[Figure dataset records]
§ §

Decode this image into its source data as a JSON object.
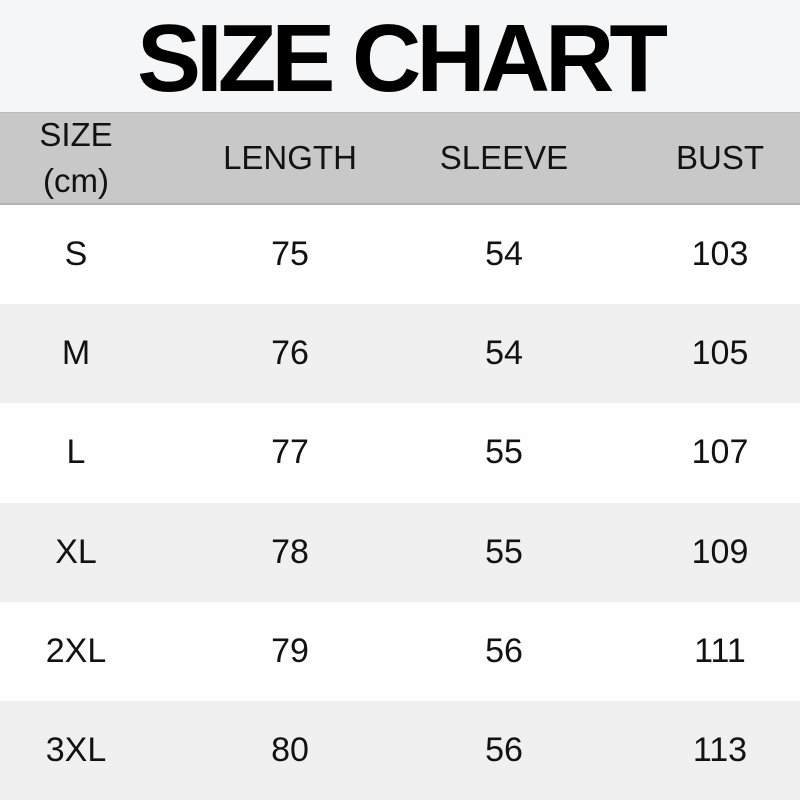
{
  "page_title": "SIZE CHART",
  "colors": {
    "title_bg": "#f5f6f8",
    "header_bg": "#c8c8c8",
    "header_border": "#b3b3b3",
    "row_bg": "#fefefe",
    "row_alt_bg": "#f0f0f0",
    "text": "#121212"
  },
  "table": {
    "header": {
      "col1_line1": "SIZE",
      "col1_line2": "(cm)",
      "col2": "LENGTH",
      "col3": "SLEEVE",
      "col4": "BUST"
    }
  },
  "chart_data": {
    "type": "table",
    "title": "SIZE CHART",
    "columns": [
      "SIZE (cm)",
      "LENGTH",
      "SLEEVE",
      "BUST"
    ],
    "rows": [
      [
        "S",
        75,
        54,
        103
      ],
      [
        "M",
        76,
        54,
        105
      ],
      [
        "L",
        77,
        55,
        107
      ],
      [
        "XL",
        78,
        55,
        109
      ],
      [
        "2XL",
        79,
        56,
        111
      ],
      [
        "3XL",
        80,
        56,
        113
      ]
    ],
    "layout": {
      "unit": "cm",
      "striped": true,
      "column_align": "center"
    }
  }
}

§ §

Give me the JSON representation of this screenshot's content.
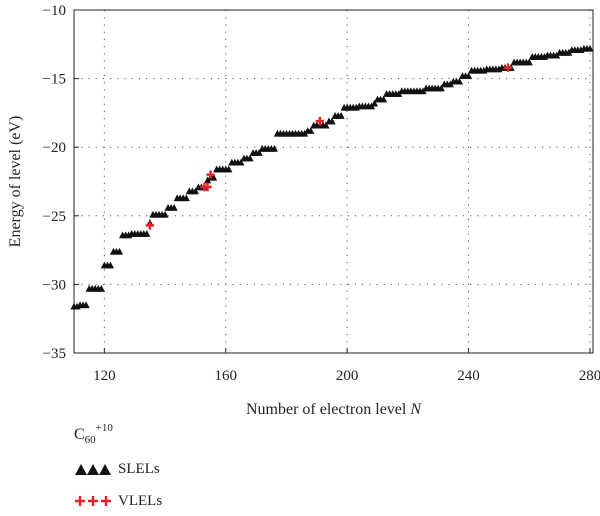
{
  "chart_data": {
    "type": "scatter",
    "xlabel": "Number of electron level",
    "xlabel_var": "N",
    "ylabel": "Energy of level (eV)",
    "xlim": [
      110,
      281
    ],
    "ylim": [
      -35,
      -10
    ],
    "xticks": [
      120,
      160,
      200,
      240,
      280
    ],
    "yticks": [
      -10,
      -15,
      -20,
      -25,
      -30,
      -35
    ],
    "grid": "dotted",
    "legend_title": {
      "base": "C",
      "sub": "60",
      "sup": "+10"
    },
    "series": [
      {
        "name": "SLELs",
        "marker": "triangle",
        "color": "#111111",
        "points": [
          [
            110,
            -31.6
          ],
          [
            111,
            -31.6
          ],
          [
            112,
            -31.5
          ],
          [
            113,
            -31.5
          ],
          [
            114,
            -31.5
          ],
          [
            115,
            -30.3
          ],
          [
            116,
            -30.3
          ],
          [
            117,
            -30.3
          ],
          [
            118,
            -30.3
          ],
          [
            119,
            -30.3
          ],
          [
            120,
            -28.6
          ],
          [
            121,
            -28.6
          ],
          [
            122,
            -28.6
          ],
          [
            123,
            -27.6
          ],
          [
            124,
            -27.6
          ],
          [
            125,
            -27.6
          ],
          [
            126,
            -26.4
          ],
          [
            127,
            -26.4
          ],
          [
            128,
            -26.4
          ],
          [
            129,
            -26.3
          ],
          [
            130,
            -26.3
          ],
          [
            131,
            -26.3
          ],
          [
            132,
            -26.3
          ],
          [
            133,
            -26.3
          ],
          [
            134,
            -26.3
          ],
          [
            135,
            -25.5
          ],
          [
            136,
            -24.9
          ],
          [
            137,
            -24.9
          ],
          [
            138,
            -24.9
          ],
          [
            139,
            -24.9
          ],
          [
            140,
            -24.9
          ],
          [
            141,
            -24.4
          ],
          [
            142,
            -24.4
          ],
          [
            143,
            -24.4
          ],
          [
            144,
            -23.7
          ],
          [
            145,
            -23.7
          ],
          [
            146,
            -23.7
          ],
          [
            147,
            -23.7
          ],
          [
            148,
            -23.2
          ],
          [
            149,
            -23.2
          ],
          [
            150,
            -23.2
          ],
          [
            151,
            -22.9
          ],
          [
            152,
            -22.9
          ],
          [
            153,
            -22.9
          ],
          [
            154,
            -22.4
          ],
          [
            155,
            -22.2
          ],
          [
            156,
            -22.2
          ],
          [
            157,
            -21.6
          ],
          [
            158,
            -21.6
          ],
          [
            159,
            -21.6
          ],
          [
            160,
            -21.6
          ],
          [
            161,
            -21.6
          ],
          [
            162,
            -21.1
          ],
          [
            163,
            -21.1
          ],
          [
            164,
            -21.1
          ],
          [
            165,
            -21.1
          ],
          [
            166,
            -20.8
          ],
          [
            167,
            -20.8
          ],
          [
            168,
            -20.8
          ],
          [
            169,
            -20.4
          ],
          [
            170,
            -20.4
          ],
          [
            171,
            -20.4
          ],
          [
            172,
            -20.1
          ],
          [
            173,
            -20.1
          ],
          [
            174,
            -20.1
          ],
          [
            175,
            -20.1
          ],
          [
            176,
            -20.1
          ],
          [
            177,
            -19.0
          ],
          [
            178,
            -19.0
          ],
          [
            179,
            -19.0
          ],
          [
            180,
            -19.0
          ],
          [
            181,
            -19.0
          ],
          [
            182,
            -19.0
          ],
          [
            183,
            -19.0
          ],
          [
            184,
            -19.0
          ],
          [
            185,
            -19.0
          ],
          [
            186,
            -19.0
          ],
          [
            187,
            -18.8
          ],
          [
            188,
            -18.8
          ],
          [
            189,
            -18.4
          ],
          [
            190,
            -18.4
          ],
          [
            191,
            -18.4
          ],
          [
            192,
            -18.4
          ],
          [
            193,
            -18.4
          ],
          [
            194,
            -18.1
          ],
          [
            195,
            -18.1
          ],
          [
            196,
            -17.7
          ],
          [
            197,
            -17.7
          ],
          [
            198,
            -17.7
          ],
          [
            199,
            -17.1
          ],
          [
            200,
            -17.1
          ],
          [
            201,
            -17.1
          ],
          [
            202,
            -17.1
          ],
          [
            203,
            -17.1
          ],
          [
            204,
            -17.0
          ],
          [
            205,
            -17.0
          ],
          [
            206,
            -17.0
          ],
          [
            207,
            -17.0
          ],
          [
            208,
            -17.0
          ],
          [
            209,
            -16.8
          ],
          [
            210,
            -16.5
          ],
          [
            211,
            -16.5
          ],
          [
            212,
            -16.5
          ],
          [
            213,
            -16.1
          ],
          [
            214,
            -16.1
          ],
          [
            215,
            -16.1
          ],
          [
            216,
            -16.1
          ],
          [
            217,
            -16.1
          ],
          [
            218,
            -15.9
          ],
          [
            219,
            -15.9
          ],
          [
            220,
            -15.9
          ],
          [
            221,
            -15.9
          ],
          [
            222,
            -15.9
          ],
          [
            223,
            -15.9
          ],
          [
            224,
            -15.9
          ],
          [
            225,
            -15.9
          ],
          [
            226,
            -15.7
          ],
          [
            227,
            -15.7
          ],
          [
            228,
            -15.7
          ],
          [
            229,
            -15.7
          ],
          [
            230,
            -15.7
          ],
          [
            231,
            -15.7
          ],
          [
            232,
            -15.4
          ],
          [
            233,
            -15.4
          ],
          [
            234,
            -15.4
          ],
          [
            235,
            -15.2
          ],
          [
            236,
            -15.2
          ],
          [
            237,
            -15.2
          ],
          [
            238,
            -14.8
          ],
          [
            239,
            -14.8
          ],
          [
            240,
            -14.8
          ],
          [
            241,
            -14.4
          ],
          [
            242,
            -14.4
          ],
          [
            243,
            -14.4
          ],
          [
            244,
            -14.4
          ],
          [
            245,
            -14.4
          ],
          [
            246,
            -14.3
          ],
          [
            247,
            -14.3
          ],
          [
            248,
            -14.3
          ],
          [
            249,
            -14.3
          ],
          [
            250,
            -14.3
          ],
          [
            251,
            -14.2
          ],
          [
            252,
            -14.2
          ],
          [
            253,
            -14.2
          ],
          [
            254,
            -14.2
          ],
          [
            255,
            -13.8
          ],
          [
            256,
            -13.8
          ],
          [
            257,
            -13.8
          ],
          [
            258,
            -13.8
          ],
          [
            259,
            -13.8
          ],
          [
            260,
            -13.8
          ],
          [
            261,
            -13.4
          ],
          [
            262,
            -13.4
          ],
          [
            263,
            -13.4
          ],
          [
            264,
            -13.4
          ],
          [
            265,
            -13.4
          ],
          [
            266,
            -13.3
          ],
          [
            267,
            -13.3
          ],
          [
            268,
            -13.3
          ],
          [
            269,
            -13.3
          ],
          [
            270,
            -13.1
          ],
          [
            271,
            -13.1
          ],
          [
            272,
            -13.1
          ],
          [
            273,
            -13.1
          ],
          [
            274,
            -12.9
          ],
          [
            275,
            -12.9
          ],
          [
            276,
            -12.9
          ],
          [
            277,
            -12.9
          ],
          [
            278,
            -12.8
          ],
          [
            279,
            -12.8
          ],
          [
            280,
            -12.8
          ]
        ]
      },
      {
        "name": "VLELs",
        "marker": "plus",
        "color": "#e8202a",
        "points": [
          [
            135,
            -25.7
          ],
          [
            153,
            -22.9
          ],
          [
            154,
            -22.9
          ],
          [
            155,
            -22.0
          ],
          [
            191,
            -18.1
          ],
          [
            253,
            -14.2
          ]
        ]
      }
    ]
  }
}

§ §

TASK STATEMENT
Show the lines where the word "level" appears in the entries.

EXERCISE SOLUTION
    "xlabel": "Number of electron level",
    "ylabel": "Energy of level (eV)",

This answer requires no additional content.